[Part of a data file]
■ ■ ■ ■ ■ ■ ■
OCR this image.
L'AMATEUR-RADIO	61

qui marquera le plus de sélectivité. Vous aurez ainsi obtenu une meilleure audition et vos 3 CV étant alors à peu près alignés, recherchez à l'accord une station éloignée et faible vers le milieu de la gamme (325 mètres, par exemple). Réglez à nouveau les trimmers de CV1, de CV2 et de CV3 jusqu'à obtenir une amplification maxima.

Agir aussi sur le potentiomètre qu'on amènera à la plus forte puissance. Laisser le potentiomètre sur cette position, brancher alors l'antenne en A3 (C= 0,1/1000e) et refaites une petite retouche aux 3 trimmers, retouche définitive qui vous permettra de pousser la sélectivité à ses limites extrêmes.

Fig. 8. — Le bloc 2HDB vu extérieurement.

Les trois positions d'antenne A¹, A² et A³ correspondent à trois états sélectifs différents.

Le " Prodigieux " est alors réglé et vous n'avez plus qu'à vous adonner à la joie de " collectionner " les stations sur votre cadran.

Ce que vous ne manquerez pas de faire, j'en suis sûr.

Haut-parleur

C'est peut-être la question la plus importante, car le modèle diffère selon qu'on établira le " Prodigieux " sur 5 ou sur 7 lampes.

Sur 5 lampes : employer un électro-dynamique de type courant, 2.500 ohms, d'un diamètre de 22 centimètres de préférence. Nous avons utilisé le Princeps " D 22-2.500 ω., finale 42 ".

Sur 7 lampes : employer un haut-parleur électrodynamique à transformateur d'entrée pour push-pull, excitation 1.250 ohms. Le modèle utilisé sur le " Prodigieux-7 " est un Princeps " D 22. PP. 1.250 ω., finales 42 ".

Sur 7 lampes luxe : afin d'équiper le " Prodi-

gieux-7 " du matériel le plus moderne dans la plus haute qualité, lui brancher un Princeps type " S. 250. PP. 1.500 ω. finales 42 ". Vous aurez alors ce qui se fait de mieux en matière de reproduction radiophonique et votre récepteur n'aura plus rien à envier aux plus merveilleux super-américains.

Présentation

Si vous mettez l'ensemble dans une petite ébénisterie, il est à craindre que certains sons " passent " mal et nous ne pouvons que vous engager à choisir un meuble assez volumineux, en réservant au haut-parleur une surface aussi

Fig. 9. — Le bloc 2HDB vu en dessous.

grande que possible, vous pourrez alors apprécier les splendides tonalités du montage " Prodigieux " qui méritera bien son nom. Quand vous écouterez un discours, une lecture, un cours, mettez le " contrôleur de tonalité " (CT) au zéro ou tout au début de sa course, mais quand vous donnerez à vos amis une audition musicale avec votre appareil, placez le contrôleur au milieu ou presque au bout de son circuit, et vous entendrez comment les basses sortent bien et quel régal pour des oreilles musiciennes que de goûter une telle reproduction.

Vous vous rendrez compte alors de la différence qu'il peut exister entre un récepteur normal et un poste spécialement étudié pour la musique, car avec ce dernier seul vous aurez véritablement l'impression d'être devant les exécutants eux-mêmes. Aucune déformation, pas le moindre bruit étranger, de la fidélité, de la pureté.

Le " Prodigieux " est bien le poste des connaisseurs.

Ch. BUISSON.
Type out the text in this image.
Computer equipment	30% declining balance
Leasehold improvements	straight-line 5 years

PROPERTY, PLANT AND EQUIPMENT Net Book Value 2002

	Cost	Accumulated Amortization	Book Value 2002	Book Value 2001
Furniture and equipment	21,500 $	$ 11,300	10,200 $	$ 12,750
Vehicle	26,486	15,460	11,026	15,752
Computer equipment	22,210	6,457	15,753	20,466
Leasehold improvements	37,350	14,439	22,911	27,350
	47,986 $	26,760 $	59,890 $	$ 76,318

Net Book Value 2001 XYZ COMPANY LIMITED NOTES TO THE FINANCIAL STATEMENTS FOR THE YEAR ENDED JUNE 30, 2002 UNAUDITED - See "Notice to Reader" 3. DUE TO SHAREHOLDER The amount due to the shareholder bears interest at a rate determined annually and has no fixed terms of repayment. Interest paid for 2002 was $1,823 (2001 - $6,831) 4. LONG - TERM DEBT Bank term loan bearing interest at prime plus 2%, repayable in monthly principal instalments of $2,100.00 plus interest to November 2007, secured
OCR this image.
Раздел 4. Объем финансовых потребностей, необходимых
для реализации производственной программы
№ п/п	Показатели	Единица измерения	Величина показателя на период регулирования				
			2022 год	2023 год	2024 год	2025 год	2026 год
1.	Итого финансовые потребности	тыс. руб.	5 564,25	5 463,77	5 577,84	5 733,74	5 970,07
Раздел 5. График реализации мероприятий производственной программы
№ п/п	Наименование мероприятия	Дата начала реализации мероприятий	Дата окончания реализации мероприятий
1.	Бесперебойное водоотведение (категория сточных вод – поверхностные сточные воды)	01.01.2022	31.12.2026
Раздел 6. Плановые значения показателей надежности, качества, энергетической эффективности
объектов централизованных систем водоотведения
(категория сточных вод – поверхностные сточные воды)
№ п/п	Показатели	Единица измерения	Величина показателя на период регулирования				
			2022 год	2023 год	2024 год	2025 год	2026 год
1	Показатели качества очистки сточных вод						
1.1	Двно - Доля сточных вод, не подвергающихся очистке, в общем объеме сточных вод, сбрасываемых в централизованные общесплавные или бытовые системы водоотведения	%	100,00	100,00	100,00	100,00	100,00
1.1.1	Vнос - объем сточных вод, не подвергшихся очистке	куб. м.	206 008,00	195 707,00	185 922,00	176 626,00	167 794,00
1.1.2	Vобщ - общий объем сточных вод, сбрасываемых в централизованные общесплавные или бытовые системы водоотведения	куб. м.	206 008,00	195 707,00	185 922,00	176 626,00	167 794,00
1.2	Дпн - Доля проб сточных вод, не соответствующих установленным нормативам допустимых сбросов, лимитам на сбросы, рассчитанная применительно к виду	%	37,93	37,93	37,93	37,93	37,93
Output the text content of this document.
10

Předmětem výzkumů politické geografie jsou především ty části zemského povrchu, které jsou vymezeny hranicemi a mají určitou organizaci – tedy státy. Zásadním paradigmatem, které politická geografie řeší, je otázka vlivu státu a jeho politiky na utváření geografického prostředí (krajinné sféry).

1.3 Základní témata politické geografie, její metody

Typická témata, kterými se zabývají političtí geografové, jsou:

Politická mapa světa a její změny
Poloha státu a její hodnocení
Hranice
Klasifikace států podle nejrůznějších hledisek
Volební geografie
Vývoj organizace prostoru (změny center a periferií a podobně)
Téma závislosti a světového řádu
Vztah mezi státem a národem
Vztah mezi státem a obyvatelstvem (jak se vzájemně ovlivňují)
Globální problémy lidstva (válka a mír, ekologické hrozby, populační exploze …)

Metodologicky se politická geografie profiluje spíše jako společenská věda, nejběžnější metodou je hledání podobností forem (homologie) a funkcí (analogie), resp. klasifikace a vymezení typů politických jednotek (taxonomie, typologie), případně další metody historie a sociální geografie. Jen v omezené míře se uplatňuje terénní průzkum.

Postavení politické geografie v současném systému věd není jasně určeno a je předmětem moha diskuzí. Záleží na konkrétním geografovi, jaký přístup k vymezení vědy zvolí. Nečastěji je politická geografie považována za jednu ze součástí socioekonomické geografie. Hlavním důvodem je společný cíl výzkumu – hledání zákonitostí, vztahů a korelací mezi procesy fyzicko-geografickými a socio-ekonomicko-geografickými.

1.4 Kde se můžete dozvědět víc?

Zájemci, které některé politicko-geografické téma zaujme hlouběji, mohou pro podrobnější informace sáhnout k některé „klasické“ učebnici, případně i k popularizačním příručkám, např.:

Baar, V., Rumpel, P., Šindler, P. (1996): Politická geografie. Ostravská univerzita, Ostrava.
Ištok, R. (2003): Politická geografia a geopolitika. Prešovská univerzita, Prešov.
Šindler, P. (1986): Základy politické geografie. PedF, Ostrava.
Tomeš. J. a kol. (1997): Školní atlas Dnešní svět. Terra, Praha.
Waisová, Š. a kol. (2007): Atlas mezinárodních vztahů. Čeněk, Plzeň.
■ ■ ■ ■ ■ ■ ■
> _Exercise_
Gather every line containing the word "Ostrava" and copy it.

> _Task solution_
Baar, V., Rumpel, P., Šindler, P. (1996): Politická geografie. Ostravská univerzita, Ostrava.
Šindler, P. (1986): Základy politické geografie. PedF, Ostrava.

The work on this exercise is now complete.